Dataset excerpt:
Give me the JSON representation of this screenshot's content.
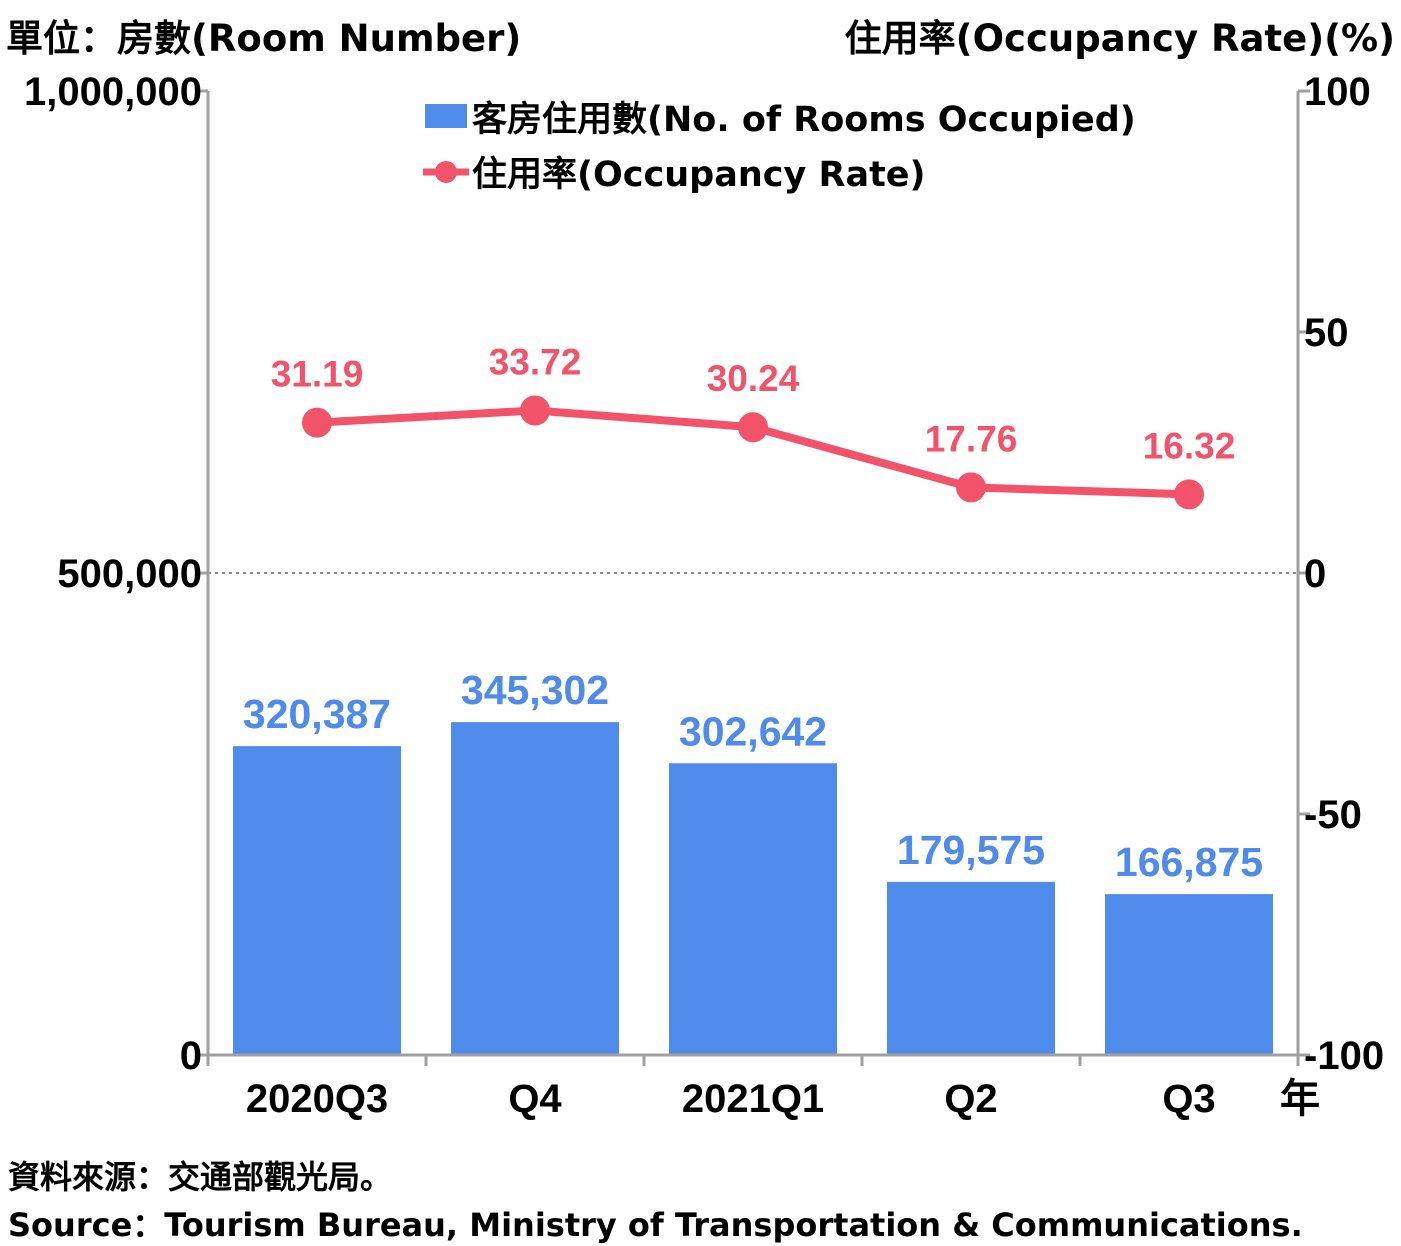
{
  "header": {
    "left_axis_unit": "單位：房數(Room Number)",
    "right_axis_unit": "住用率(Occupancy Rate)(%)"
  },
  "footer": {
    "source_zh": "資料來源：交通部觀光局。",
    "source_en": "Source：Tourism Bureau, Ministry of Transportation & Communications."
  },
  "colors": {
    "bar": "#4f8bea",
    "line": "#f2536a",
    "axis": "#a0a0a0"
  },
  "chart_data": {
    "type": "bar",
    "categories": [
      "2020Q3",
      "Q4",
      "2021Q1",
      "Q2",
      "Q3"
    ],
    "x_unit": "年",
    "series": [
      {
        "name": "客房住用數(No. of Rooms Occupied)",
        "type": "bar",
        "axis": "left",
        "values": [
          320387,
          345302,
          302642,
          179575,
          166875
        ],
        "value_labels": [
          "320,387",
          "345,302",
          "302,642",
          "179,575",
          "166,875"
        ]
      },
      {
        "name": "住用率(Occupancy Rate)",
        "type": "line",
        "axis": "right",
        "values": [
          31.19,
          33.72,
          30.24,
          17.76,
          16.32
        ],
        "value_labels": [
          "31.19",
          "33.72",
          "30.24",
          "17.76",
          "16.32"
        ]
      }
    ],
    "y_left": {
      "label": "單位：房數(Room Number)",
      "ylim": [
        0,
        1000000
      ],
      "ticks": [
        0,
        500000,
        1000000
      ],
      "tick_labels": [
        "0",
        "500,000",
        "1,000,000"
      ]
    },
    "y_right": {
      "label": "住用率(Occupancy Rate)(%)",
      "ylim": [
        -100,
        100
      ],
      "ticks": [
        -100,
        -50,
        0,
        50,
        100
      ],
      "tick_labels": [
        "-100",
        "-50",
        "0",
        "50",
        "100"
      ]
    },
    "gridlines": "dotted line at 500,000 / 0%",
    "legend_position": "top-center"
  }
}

> _Given exercise_:
Working from the material above, transcribe it exactly while omitting pictures.

> _Result for this task_:
Give me the JSON representation of this screenshot's content.
{
  "header": {
    "left_axis_unit": "單位：房數(Room Number)",
    "right_axis_unit": "住用率(Occupancy Rate)(%)"
  },
  "footer": {
    "source_zh": "資料來源：交通部觀光局。",
    "source_en": "Source：Tourism Bureau, Ministry of Transportation & Communications."
  },
  "colors": {
    "bar": "#4f8bea",
    "line": "#f2536a",
    "axis": "#a0a0a0"
  },
  "chart_data": {
    "type": "bar",
    "categories": [
      "2020Q3",
      "Q4",
      "2021Q1",
      "Q2",
      "Q3"
    ],
    "x_unit": "年",
    "series": [
      {
        "name": "客房住用數(No. of Rooms Occupied)",
        "type": "bar",
        "axis": "left",
        "values": [
          320387,
          345302,
          302642,
          179575,
          166875
        ],
        "value_labels": [
          "320,387",
          "345,302",
          "302,642",
          "179,575",
          "166,875"
        ]
      },
      {
        "name": "住用率(Occupancy Rate)",
        "type": "line",
        "axis": "right",
        "values": [
          31.19,
          33.72,
          30.24,
          17.76,
          16.32
        ],
        "value_labels": [
          "31.19",
          "33.72",
          "30.24",
          "17.76",
          "16.32"
        ]
      }
    ],
    "y_left": {
      "label": "單位：房數(Room Number)",
      "ylim": [
        0,
        1000000
      ],
      "ticks": [
        0,
        500000,
        1000000
      ],
      "tick_labels": [
        "0",
        "500,000",
        "1,000,000"
      ]
    },
    "y_right": {
      "label": "住用率(Occupancy Rate)(%)",
      "ylim": [
        -100,
        100
      ],
      "ticks": [
        -100,
        -50,
        0,
        50,
        100
      ],
      "tick_labels": [
        "-100",
        "-50",
        "0",
        "50",
        "100"
      ]
    },
    "gridlines": "dotted line at 500,000 / 0%",
    "legend_position": "top-center"
  }
}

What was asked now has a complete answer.